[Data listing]
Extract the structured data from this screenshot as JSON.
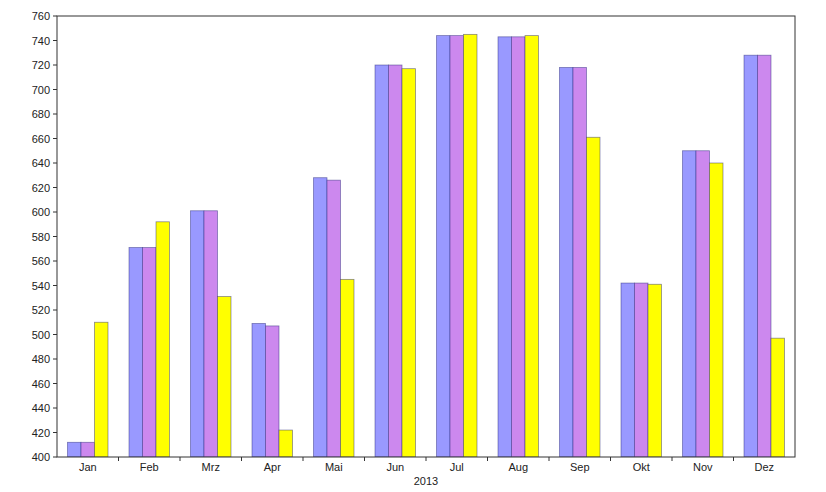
{
  "chart_data": {
    "type": "bar",
    "xlabel": "2013",
    "categories": [
      "Jan",
      "Feb",
      "Mrz",
      "Apr",
      "Mai",
      "Jun",
      "Jul",
      "Aug",
      "Sep",
      "Okt",
      "Nov",
      "Dez"
    ],
    "series": [
      {
        "color": "#9999ff",
        "values": [
          412,
          571,
          601,
          509,
          628,
          720,
          744,
          743,
          718,
          542,
          650,
          728
        ]
      },
      {
        "color": "#cc88ee",
        "values": [
          412,
          571,
          601,
          507,
          626,
          720,
          744,
          743,
          718,
          542,
          650,
          728
        ]
      },
      {
        "color": "#ffff00",
        "values": [
          510,
          592,
          531,
          422,
          545,
          717,
          745,
          744,
          661,
          541,
          640,
          497
        ]
      }
    ],
    "ylim": [
      400,
      760
    ],
    "yticks": [
      400,
      420,
      440,
      460,
      480,
      500,
      520,
      540,
      560,
      580,
      600,
      620,
      640,
      660,
      680,
      700,
      720,
      740,
      760
    ],
    "grid": false
  }
}
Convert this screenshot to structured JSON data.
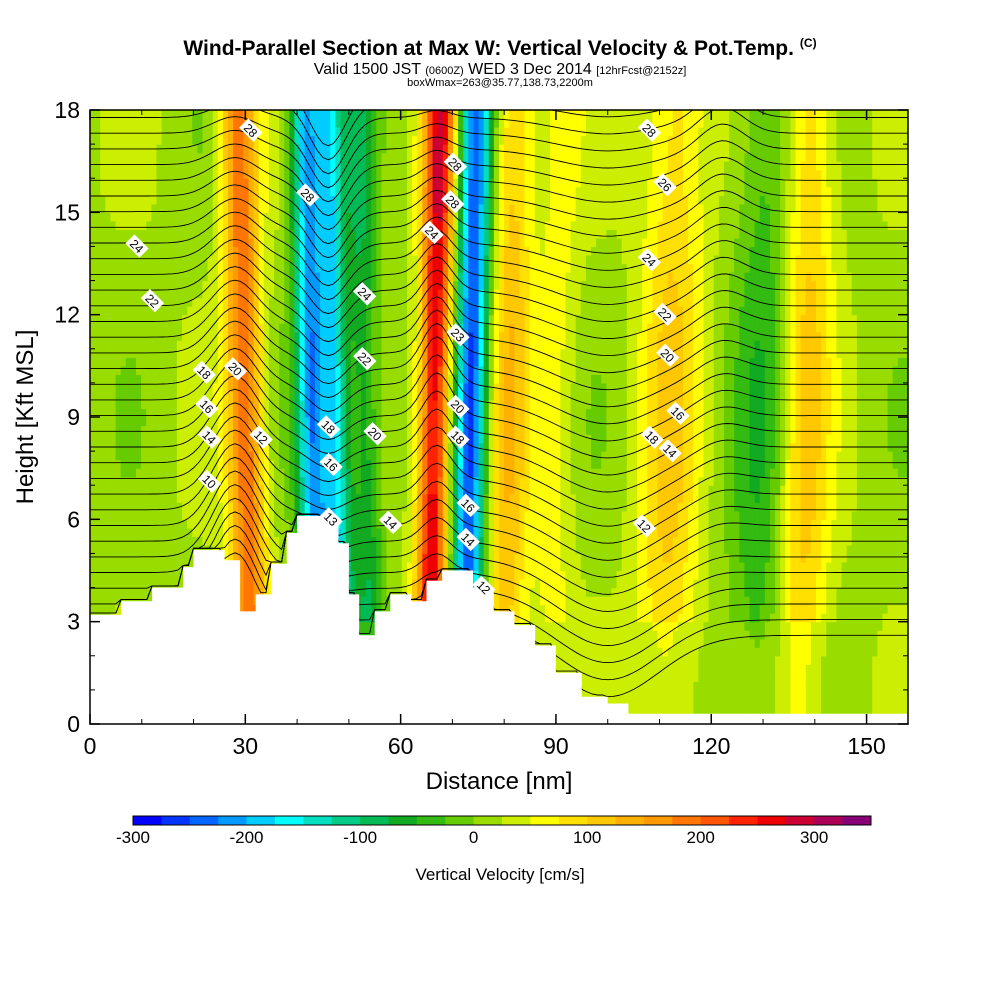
{
  "header": {
    "title": "Wind-Parallel Section at Max W: Vertical Velocity & Pot.Temp.",
    "copyright": "(C)",
    "valid_prefix": "Valid 1500 JST",
    "valid_zulu": "(0600Z)",
    "valid_date": "WED 3 Dec 2014",
    "forecast": "[12hrFcst@2152z]",
    "box_info": "boxWmax=263@35.77,138.73,2200m"
  },
  "chart_data": {
    "type": "heatmap",
    "xlabel": "Distance [nm]",
    "ylabel": "Height [Kft MSL]",
    "xlim": [
      0,
      158
    ],
    "ylim": [
      0,
      18
    ],
    "x_ticks": [
      "0",
      "30",
      "60",
      "90",
      "120",
      "150"
    ],
    "y_ticks": [
      "0",
      "3",
      "6",
      "9",
      "12",
      "15",
      "18"
    ],
    "colorbar": {
      "label": "Vertical Velocity [cm/s]",
      "range": [
        -300,
        350
      ],
      "step": 25,
      "tick_labels": [
        "-300",
        "-200",
        "-100",
        "0",
        "100",
        "200",
        "300"
      ],
      "colors": [
        "#0000ff",
        "#0033ff",
        "#0066ff",
        "#0099ff",
        "#00ccff",
        "#00ffff",
        "#00e0c0",
        "#00cc88",
        "#00bb55",
        "#11aa22",
        "#33bb11",
        "#66cc00",
        "#99dd00",
        "#ccee00",
        "#ffff00",
        "#ffe000",
        "#ffc800",
        "#ffb000",
        "#ff9900",
        "#ff7700",
        "#ff5500",
        "#ff2200",
        "#ee0000",
        "#cc0033",
        "#aa0055",
        "#880077"
      ]
    },
    "terrain_top_kft": [
      [
        0,
        3.2
      ],
      [
        6,
        3.6
      ],
      [
        12,
        4.0
      ],
      [
        18,
        4.6
      ],
      [
        20,
        5.1
      ],
      [
        26,
        4.8
      ],
      [
        29,
        3.3
      ],
      [
        32,
        3.8
      ],
      [
        35,
        4.7
      ],
      [
        38,
        5.6
      ],
      [
        40,
        6.1
      ],
      [
        45,
        6.0
      ],
      [
        48,
        5.3
      ],
      [
        50,
        3.8
      ],
      [
        52,
        2.6
      ],
      [
        55,
        3.3
      ],
      [
        58,
        3.8
      ],
      [
        62,
        3.6
      ],
      [
        65,
        4.2
      ],
      [
        68,
        4.5
      ],
      [
        74,
        4.0
      ],
      [
        78,
        3.3
      ],
      [
        82,
        2.9
      ],
      [
        86,
        2.3
      ],
      [
        90,
        1.5
      ],
      [
        95,
        0.8
      ],
      [
        100,
        0.6
      ],
      [
        104,
        0.3
      ],
      [
        120,
        0.3
      ],
      [
        158,
        0.3
      ]
    ],
    "velocity_bands": [
      {
        "x": 30,
        "peak": 175,
        "width": 3.5
      },
      {
        "x": 43,
        "peak": -230,
        "width": 3.0
      },
      {
        "x": 47.5,
        "peak": -170,
        "width": 2.5
      },
      {
        "x": 53,
        "peak": -90,
        "width": 3.0
      },
      {
        "x": 66.5,
        "peak": 255,
        "width": 3.0
      },
      {
        "x": 73.5,
        "peak": -270,
        "width": 3.0
      },
      {
        "x": 81,
        "peak": 95,
        "width": 4.0
      },
      {
        "x": 90,
        "peak": 40,
        "width": 4.0
      },
      {
        "x": 112,
        "peak": 80,
        "width": 6.0
      },
      {
        "x": 130,
        "peak": -60,
        "width": 6.0
      },
      {
        "x": 138,
        "peak": 90,
        "width": 5.0
      }
    ],
    "theta_contour_labels": [
      {
        "v": "28",
        "x": 31,
        "y": 17.4
      },
      {
        "v": "28",
        "x": 42,
        "y": 15.5
      },
      {
        "v": "28",
        "x": 70.5,
        "y": 16.4
      },
      {
        "v": "28",
        "x": 70,
        "y": 15.3
      },
      {
        "v": "28",
        "x": 108,
        "y": 17.4
      },
      {
        "v": "26",
        "x": 111,
        "y": 15.8
      },
      {
        "v": "24",
        "x": 9,
        "y": 14.0
      },
      {
        "v": "22",
        "x": 12,
        "y": 12.4
      },
      {
        "v": "24",
        "x": 66,
        "y": 14.4
      },
      {
        "v": "24",
        "x": 53,
        "y": 12.6
      },
      {
        "v": "24",
        "x": 108,
        "y": 13.6
      },
      {
        "v": "22",
        "x": 53,
        "y": 10.7
      },
      {
        "v": "22",
        "x": 111,
        "y": 12.0
      },
      {
        "v": "20",
        "x": 111.5,
        "y": 10.8
      },
      {
        "v": "18",
        "x": 22,
        "y": 10.3
      },
      {
        "v": "20",
        "x": 28,
        "y": 10.4
      },
      {
        "v": "23",
        "x": 71,
        "y": 11.4
      },
      {
        "v": "20",
        "x": 71,
        "y": 9.3
      },
      {
        "v": "16",
        "x": 22.5,
        "y": 9.3
      },
      {
        "v": "18",
        "x": 46,
        "y": 8.7
      },
      {
        "v": "20",
        "x": 55,
        "y": 8.5
      },
      {
        "v": "18",
        "x": 71,
        "y": 8.4
      },
      {
        "v": "16",
        "x": 113.5,
        "y": 9.1
      },
      {
        "v": "14",
        "x": 23,
        "y": 8.4
      },
      {
        "v": "12",
        "x": 33,
        "y": 8.4
      },
      {
        "v": "16",
        "x": 46.5,
        "y": 7.6
      },
      {
        "v": "18",
        "x": 108.5,
        "y": 8.4
      },
      {
        "v": "14",
        "x": 112,
        "y": 8.0
      },
      {
        "v": "10",
        "x": 23,
        "y": 7.1
      },
      {
        "v": "16",
        "x": 73,
        "y": 6.4
      },
      {
        "v": "13",
        "x": 46.5,
        "y": 6.0
      },
      {
        "v": "14",
        "x": 58,
        "y": 5.9
      },
      {
        "v": "14",
        "x": 73,
        "y": 5.4
      },
      {
        "v": "12",
        "x": 107,
        "y": 5.8
      },
      {
        "v": "12",
        "x": 76,
        "y": 4.0
      }
    ]
  }
}
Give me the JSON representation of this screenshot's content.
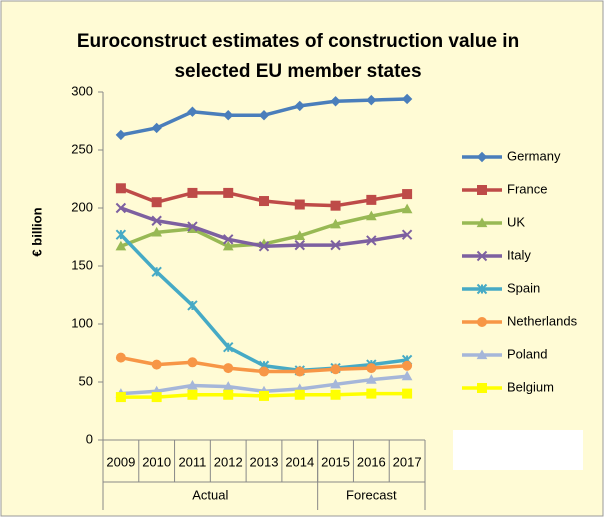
{
  "chart_data": {
    "type": "line",
    "title": [
      "Euroconstruct estimates of construction value in",
      "selected EU member states"
    ],
    "y_label": "€ billion",
    "categories": [
      "2009",
      "2010",
      "2011",
      "2012",
      "2013",
      "2014",
      "2015",
      "2016",
      "2017"
    ],
    "groups": [
      {
        "label": "Actual",
        "span": 6
      },
      {
        "label": "Forecast",
        "span": 3
      }
    ],
    "ylim": [
      0,
      300
    ],
    "yticks": [
      0,
      50,
      100,
      150,
      200,
      250,
      300
    ],
    "grid": false,
    "legend": "right",
    "series": [
      {
        "name": "Germany",
        "color": "#4a7ebb",
        "marker": "diamond",
        "values": [
          263,
          269,
          283,
          280,
          280,
          288,
          292,
          293,
          294
        ]
      },
      {
        "name": "France",
        "color": "#be4b48",
        "marker": "square",
        "values": [
          217,
          205,
          213,
          213,
          206,
          203,
          202,
          207,
          212
        ]
      },
      {
        "name": "UK",
        "color": "#98b954",
        "marker": "triangle",
        "values": [
          167,
          179,
          182,
          167,
          169,
          176,
          186,
          193,
          199
        ]
      },
      {
        "name": "Italy",
        "color": "#7d60a0",
        "marker": "cross",
        "values": [
          200,
          189,
          184,
          173,
          167,
          168,
          168,
          172,
          177
        ]
      },
      {
        "name": "Spain",
        "color": "#46aac5",
        "marker": "star",
        "values": [
          177,
          145,
          116,
          80,
          64,
          60,
          62,
          65,
          69
        ]
      },
      {
        "name": "Netherlands",
        "color": "#f79646",
        "marker": "circle",
        "values": [
          71,
          65,
          67,
          62,
          59,
          59,
          61,
          62,
          64
        ]
      },
      {
        "name": "Poland",
        "color": "#a5b6d9",
        "marker": "triangle",
        "values": [
          40,
          42,
          47,
          46,
          42,
          44,
          48,
          52,
          55
        ]
      },
      {
        "name": "Belgium",
        "color": "#ffff00",
        "marker": "square",
        "values": [
          37,
          37,
          39,
          39,
          38,
          39,
          39,
          40,
          40
        ]
      }
    ]
  }
}
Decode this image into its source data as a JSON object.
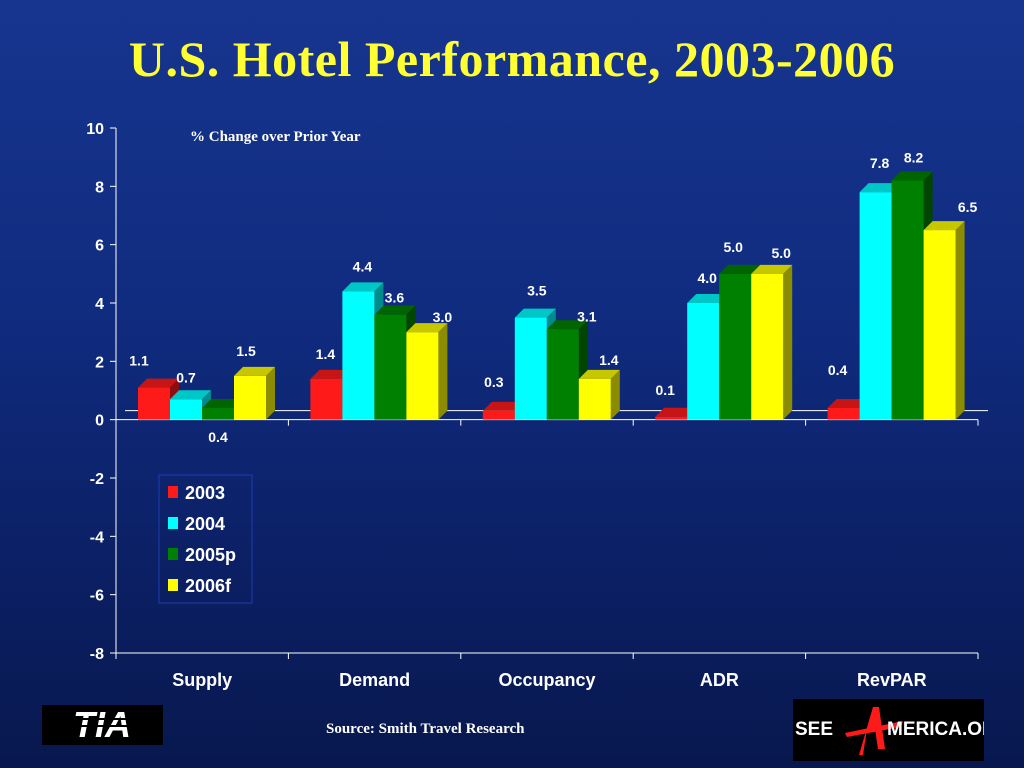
{
  "title": "U.S. Hotel Performance, 2003-2006",
  "source": "Source:  Smith Travel Research",
  "logos": {
    "tia": {
      "text": "TIA"
    },
    "see_america": {
      "text_left": "SEE",
      "text_right": "MERICA.ORG"
    }
  },
  "colors": {
    "background": "#102c80",
    "title": "#ffff33",
    "series": {
      "2003": "#ff1a1a",
      "2004": "#00ffff",
      "2005p": "#008000",
      "2006f": "#ffff00"
    }
  },
  "chart_data": {
    "type": "bar",
    "subtitle": "% Change over Prior Year",
    "categories": [
      "Supply",
      "Demand",
      "Occupancy",
      "ADR",
      "RevPAR"
    ],
    "series": [
      {
        "name": "2003",
        "values": [
          1.1,
          1.4,
          0.3,
          0.1,
          0.4
        ]
      },
      {
        "name": "2004",
        "values": [
          0.7,
          4.4,
          3.5,
          4.0,
          7.8
        ]
      },
      {
        "name": "2005p",
        "values": [
          0.4,
          3.6,
          3.1,
          5.0,
          8.2
        ]
      },
      {
        "name": "2006f",
        "values": [
          1.5,
          3.0,
          1.4,
          5.0,
          6.5
        ]
      }
    ],
    "ylim": [
      -8,
      10
    ],
    "yticks": [
      10,
      8,
      6,
      4,
      2,
      0,
      -2,
      -4,
      -6,
      -8
    ],
    "grid": false,
    "legend": "lower-left",
    "xlabel": "",
    "ylabel": ""
  }
}
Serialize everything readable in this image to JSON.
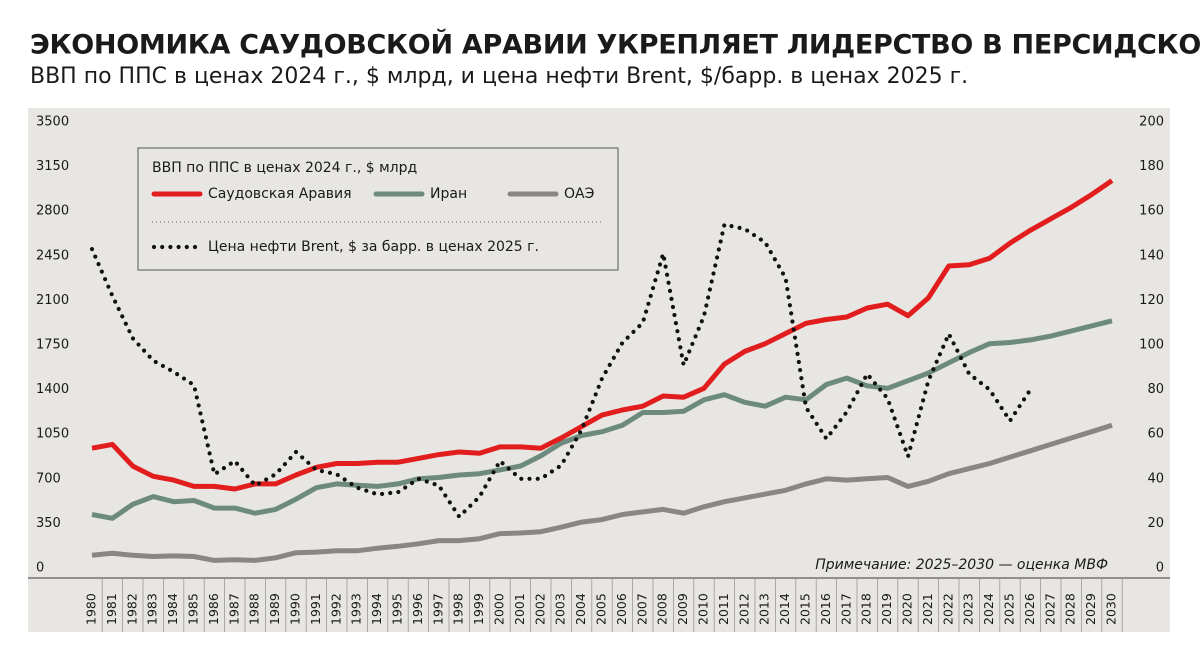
{
  "chart_data": {
    "type": "line",
    "title": "ЭКОНОМИКА САУДОВСКОЙ АРАВИИ УКРЕПЛЯЕТ ЛИДЕРСТВО В ПЕРСИДСКОМ ЗАЛИВЕ",
    "subtitle": "ВВП по ППС в ценах 2024 г., $ млрд, и цена нефти Brent, $/барр. в ценах 2025 г.",
    "legend_title": "ВВП по ППС в ценах 2024 г., $ млрд",
    "annotation": "Примечание: 2025–2030 — оценка МВФ",
    "categories": [
      "1980",
      "1981",
      "1982",
      "1983",
      "1984",
      "1985",
      "1986",
      "1987",
      "1988",
      "1989",
      "1990",
      "1991",
      "1992",
      "1993",
      "1994",
      "1995",
      "1996",
      "1997",
      "1998",
      "1999",
      "2000",
      "2001",
      "2002",
      "2003",
      "2004",
      "2005",
      "2006",
      "2007",
      "2008",
      "2009",
      "2010",
      "2011",
      "2012",
      "2013",
      "2014",
      "2015",
      "2016",
      "2017",
      "2018",
      "2019",
      "2020",
      "2021",
      "2022",
      "2023",
      "2024",
      "2025",
      "2026",
      "2027",
      "2028",
      "2029",
      "2030"
    ],
    "series": [
      {
        "name": "Саудовская Аравия",
        "color": "#e11d1d",
        "style": "solid",
        "values": [
          940,
          970,
          800,
          720,
          690,
          640,
          640,
          620,
          660,
          660,
          730,
          790,
          820,
          820,
          830,
          830,
          860,
          890,
          910,
          900,
          950,
          950,
          940,
          1020,
          1110,
          1200,
          1240,
          1270,
          1350,
          1340,
          1410,
          1600,
          1700,
          1760,
          1840,
          1920,
          1950,
          1970,
          2040,
          2070,
          1980,
          2120,
          2370,
          2380,
          2430,
          2550,
          2650,
          2740,
          2830,
          2930,
          3040
        ]
      },
      {
        "name": "Иран",
        "color": "#6d8a7f",
        "style": "solid",
        "values": [
          420,
          390,
          500,
          560,
          520,
          530,
          470,
          470,
          430,
          460,
          540,
          630,
          660,
          650,
          640,
          660,
          700,
          710,
          730,
          740,
          770,
          800,
          880,
          980,
          1040,
          1070,
          1120,
          1220,
          1220,
          1230,
          1320,
          1360,
          1300,
          1270,
          1340,
          1320,
          1440,
          1490,
          1430,
          1410,
          1470,
          1530,
          1610,
          1690,
          1760,
          1770,
          1790,
          1820,
          1860,
          1900,
          1940
        ]
      },
      {
        "name": "ОАЭ",
        "color": "#8a8782",
        "style": "solid",
        "values": [
          100,
          115,
          100,
          90,
          95,
          90,
          60,
          65,
          60,
          80,
          120,
          125,
          135,
          135,
          155,
          170,
          190,
          215,
          215,
          230,
          270,
          275,
          285,
          320,
          360,
          380,
          420,
          440,
          460,
          430,
          480,
          520,
          550,
          580,
          610,
          660,
          700,
          690,
          700,
          710,
          640,
          680,
          740,
          780,
          820,
          870,
          920,
          970,
          1020,
          1070,
          1120
        ]
      },
      {
        "name": "Цена нефти Brent, $ за барр. в ценах 2025 г.",
        "color": "#111111",
        "style": "dotted",
        "axis": "y2",
        "values": [
          143,
          122,
          103,
          93,
          88,
          82,
          42,
          48,
          37,
          42,
          52,
          44,
          42,
          36,
          33,
          34,
          40,
          37,
          23,
          32,
          48,
          40,
          40,
          46,
          62,
          85,
          101,
          110,
          141,
          91,
          113,
          154,
          152,
          146,
          130,
          72,
          58,
          70,
          87,
          76,
          50,
          84,
          105,
          87,
          80,
          66,
          80,
          null,
          null,
          null,
          null
        ]
      }
    ],
    "ylim": [
      0,
      3500
    ],
    "yticks": [
      0,
      350,
      700,
      1050,
      1400,
      1750,
      2100,
      2450,
      2800,
      3150,
      3500
    ],
    "y2lim": [
      0,
      200
    ],
    "y2ticks": [
      0,
      20,
      40,
      60,
      80,
      100,
      120,
      140,
      160,
      180,
      200
    ],
    "grid": false
  }
}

— Written request —
Say how many lines above hold the word "marker", giving only the count.

— Complete answer —
8